■ **EXERCISE INSTRUCTIONS**: Output a single figure: the number of lines in which the word "Kathmandu" appears.

■ **DATA FOR THE TASK**:
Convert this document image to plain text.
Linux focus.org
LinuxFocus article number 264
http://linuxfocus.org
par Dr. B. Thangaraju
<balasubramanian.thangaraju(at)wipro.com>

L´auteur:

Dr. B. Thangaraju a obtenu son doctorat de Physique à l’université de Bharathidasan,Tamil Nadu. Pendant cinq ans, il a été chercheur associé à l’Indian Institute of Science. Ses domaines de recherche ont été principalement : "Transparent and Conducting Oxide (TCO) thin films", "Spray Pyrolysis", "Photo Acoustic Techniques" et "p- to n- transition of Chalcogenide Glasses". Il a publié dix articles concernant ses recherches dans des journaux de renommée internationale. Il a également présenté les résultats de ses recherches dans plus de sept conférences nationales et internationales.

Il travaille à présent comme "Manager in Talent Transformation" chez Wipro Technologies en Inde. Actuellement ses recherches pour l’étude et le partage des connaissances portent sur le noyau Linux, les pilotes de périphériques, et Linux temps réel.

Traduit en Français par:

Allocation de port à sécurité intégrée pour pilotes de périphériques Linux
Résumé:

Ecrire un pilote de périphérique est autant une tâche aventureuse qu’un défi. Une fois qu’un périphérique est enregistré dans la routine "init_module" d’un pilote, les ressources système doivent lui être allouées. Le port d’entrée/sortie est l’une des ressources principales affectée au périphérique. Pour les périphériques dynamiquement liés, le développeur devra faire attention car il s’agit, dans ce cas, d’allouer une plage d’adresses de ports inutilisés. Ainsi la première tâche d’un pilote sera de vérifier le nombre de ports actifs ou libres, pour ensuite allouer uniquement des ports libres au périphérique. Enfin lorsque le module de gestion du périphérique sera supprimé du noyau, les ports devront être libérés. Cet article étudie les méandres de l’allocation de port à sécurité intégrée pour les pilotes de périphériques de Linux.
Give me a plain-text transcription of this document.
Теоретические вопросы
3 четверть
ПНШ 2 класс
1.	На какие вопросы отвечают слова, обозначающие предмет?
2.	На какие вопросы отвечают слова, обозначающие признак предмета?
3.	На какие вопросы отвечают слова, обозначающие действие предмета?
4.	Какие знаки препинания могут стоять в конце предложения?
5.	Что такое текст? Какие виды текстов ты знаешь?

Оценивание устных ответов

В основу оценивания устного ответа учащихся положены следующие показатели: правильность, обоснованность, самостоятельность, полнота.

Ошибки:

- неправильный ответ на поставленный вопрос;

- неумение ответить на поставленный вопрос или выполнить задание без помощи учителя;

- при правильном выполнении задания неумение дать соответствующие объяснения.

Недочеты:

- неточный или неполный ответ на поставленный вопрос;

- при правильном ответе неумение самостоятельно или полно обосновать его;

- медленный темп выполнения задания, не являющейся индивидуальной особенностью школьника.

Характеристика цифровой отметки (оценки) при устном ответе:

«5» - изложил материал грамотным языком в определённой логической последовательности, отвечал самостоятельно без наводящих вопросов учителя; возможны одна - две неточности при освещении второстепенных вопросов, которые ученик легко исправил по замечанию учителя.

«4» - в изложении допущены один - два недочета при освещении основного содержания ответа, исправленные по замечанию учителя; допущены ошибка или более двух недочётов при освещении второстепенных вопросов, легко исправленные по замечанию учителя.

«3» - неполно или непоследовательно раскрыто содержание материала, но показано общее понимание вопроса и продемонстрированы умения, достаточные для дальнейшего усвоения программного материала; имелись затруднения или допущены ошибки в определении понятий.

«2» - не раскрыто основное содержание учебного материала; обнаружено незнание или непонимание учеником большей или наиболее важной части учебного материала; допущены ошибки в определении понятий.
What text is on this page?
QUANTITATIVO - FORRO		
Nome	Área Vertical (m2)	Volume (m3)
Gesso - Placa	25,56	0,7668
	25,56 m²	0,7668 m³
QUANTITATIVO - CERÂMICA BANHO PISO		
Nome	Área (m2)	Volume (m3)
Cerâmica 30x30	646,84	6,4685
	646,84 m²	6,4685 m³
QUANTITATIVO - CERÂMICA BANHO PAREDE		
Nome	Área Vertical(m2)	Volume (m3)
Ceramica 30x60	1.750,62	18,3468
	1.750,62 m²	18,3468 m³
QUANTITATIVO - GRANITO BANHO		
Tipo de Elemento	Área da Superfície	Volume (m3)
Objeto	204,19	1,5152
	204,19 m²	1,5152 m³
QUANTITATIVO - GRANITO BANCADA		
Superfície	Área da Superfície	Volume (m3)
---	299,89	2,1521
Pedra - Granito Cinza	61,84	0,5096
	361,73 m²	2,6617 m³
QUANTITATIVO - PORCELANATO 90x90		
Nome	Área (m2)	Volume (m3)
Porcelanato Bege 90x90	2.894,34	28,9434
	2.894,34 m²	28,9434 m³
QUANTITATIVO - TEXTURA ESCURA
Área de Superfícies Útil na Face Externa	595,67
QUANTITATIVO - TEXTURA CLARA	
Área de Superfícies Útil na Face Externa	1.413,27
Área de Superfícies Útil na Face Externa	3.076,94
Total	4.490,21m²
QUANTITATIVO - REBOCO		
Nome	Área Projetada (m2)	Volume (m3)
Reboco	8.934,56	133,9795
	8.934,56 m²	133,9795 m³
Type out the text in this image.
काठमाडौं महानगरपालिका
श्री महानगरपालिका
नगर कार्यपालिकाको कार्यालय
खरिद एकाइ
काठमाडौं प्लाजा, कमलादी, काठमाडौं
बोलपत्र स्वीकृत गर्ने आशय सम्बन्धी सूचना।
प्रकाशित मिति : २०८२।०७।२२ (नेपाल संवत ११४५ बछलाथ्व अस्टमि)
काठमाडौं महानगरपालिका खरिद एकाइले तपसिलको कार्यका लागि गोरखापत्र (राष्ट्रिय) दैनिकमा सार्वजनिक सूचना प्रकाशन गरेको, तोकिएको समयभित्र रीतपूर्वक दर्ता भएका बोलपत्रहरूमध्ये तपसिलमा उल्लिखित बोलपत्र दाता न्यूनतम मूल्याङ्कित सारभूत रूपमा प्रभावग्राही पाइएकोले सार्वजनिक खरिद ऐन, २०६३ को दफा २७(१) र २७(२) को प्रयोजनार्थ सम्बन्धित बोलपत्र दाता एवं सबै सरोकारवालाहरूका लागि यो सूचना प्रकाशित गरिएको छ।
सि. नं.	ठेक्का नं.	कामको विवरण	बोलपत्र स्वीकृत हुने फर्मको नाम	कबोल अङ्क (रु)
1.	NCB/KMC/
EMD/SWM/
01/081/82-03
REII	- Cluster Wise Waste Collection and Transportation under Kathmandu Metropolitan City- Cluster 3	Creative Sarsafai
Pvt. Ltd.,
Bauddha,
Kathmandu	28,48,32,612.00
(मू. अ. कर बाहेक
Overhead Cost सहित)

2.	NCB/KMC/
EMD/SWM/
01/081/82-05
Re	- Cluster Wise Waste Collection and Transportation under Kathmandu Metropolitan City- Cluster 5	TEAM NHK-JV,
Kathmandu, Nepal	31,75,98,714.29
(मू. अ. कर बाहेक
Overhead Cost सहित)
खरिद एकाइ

■ **REPLY TO THE EXERCISE**: 4